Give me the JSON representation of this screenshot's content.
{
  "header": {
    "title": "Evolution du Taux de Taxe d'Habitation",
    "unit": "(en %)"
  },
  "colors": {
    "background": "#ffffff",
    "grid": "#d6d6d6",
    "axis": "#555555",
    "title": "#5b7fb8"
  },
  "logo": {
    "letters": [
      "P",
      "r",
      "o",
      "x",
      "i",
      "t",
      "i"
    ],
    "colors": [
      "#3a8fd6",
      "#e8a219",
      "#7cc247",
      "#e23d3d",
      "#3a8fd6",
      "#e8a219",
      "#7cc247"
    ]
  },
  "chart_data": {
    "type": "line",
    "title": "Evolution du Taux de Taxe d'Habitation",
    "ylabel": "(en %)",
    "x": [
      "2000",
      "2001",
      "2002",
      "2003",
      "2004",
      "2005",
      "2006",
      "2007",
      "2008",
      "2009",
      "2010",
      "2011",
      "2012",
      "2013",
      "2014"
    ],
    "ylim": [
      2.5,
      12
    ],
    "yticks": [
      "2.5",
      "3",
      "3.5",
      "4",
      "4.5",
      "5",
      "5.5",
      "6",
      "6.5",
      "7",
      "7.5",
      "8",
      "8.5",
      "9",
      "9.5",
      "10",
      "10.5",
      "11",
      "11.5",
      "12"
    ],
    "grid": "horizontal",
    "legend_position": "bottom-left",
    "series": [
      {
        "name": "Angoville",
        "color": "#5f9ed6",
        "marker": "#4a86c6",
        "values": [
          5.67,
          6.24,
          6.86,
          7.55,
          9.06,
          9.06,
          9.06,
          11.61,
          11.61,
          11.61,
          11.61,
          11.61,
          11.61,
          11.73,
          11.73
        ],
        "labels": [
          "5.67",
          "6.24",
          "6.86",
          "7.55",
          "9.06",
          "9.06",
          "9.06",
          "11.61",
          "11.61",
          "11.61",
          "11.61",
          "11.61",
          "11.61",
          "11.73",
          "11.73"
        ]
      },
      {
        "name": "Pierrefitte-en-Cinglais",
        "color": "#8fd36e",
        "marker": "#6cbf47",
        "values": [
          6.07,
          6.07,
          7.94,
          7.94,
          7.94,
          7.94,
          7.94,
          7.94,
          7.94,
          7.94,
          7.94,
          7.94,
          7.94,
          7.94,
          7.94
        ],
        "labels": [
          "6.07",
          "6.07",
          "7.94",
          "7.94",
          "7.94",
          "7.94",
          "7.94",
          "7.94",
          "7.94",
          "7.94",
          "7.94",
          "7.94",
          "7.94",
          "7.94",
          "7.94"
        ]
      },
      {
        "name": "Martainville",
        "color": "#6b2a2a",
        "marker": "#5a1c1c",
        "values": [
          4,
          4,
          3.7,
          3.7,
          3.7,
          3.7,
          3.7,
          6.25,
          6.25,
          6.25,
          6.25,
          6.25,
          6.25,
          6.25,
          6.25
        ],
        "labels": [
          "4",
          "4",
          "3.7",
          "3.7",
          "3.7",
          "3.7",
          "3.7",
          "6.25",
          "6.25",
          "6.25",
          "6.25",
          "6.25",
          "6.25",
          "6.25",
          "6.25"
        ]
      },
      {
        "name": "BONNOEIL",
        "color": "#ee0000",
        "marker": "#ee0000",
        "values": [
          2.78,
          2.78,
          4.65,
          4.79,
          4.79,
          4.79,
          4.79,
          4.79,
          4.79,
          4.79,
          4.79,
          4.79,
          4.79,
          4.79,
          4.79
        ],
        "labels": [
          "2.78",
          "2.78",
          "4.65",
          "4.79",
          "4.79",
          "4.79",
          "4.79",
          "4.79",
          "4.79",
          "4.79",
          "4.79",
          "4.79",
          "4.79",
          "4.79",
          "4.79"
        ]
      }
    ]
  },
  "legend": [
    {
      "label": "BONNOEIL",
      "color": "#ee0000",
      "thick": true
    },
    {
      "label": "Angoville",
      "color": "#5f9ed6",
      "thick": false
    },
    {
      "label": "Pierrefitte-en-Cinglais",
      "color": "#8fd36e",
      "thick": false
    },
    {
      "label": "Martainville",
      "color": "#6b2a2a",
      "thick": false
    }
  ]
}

============

▸ **Set task**:
Above are lines of data; state how many of them contain the word "marker", with no other output.

▸ **Full answer**:
4